Copy out, word for word, the lines from the one containing "Patent image size: (944, 693)." through the one containing "The second balancer shaft 12 is".
# EXTRACTED INFORMATION start
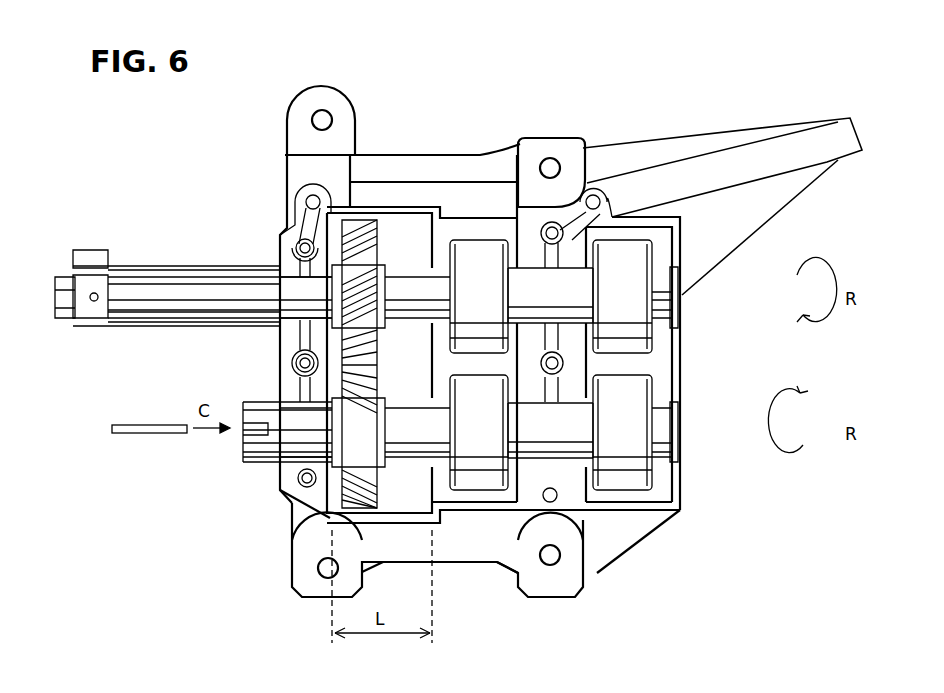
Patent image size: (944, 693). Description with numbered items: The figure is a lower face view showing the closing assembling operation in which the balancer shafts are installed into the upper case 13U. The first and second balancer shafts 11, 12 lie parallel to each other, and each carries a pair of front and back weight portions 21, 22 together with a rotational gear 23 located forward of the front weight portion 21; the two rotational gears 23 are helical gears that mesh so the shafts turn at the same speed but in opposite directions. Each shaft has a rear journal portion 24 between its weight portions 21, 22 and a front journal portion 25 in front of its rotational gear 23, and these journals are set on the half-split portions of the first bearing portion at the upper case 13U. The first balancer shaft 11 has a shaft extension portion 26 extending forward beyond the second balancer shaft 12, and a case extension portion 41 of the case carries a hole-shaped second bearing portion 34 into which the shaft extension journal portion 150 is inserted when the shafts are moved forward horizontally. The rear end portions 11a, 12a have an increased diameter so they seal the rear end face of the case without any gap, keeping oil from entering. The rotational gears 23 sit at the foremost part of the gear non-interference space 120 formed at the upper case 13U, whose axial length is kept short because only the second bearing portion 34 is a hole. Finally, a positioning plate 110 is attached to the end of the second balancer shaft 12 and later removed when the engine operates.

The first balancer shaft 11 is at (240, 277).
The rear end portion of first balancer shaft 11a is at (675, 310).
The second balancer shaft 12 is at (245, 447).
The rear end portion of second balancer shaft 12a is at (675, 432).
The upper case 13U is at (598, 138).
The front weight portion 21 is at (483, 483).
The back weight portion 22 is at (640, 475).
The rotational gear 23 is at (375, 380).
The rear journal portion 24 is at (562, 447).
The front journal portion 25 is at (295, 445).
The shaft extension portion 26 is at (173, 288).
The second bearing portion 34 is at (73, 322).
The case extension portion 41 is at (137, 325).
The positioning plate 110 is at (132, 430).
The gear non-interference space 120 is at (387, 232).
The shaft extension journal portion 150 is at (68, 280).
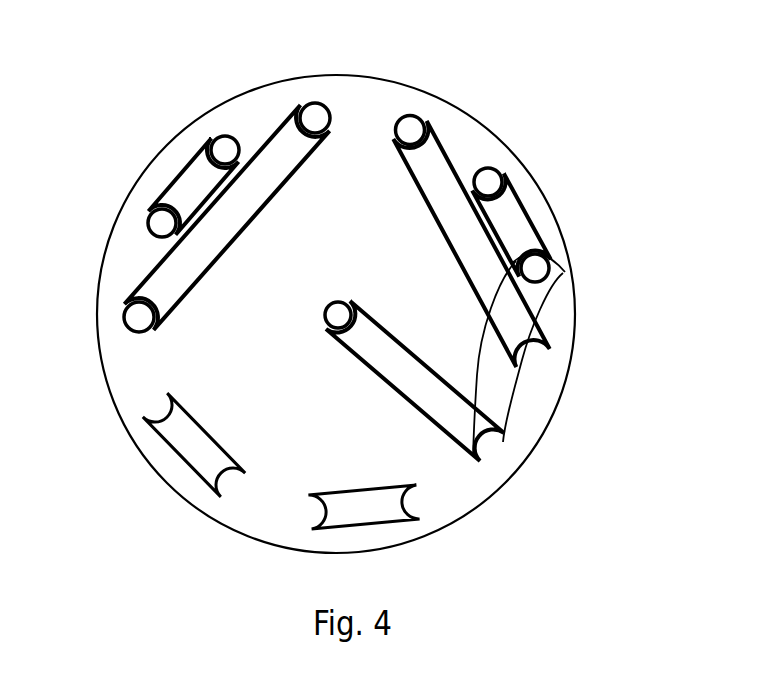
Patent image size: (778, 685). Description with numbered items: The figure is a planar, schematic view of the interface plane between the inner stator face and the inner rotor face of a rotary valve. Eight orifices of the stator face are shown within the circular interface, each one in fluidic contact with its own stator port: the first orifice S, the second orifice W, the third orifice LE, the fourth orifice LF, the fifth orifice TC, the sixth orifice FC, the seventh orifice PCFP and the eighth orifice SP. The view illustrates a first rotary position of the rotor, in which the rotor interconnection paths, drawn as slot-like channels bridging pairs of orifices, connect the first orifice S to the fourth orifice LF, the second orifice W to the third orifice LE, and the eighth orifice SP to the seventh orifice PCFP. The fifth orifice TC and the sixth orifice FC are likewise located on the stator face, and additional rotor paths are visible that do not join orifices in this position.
# EXTRACTED INFORMATION end
# EXTRACTED INFORMATION start
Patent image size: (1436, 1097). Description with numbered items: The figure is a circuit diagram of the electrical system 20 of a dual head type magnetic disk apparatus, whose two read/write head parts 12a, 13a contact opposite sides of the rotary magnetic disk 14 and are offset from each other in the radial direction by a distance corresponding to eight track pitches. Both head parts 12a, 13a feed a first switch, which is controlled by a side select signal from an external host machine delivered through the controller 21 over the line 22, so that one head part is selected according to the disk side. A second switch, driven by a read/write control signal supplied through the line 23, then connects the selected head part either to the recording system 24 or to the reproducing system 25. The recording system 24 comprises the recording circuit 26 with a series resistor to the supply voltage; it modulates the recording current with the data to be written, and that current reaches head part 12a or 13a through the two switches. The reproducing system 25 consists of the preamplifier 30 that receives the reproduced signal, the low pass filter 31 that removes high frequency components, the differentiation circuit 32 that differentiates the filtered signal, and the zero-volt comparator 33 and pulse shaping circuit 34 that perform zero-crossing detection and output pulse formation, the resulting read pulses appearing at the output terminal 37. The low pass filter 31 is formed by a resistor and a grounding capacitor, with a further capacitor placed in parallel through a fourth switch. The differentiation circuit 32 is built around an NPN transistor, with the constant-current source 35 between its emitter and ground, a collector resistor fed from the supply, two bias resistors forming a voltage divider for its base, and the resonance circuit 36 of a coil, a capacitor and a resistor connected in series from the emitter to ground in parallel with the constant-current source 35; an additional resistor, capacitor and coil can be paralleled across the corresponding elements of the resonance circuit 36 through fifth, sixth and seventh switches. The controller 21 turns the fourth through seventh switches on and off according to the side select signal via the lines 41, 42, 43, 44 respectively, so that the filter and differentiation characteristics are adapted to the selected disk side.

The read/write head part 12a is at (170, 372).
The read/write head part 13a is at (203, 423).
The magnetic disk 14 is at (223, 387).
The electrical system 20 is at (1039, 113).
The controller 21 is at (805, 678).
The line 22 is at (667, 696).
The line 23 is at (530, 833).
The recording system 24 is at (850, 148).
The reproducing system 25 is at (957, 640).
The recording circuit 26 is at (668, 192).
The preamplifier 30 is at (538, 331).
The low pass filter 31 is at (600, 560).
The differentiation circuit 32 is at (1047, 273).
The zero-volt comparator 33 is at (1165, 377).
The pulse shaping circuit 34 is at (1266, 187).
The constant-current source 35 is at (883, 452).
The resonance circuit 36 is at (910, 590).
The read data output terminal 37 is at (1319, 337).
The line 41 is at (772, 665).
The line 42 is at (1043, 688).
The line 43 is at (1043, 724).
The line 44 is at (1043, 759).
# EXTRACTED INFORMATION end
* [RESPONSE TO THE EXERCISE]
Patent image size: (944, 693). Description with numbered items: The figure is a lower face view showing the closing assembling operation in which the balancer shafts are installed into the upper case 13U. The first and second balancer shafts 11, 12 lie parallel to each other, and each carries a pair of front and back weight portions 21, 22 together with a rotational gear 23 located forward of the front weight portion 21; the two rotational gears 23 are helical gears that mesh so the shafts turn at the same speed but in opposite directions. Each shaft has a rear journal portion 24 between its weight portions 21, 22 and a front journal portion 25 in front of its rotational gear 23, and these journals are set on the half-split portions of the first bearing portion at the upper case 13U. The first balancer shaft 11 has a shaft extension portion 26 extending forward beyond the second balancer shaft 12, and a case extension portion 41 of the case carries a hole-shaped second bearing portion 34 into which the shaft extension journal portion 150 is inserted when the shafts are moved forward horizontally. The rear end portions 11a, 12a have an increased diameter so they seal the rear end face of the case without any gap, keeping oil from entering. The rotational gears 23 sit at the foremost part of the gear non-interference space 120 formed at the upper case 13U, whose axial length is kept short because only the second bearing portion 34 is a hole. Finally, a positioning plate 110 is attached to the end of the second balancer shaft 12 and later removed when the engine operates.

The first balancer shaft 11 is at (240, 277).
The rear end portion of first balancer shaft 11a is at (675, 310).
The second balancer shaft 12 is at (245, 447).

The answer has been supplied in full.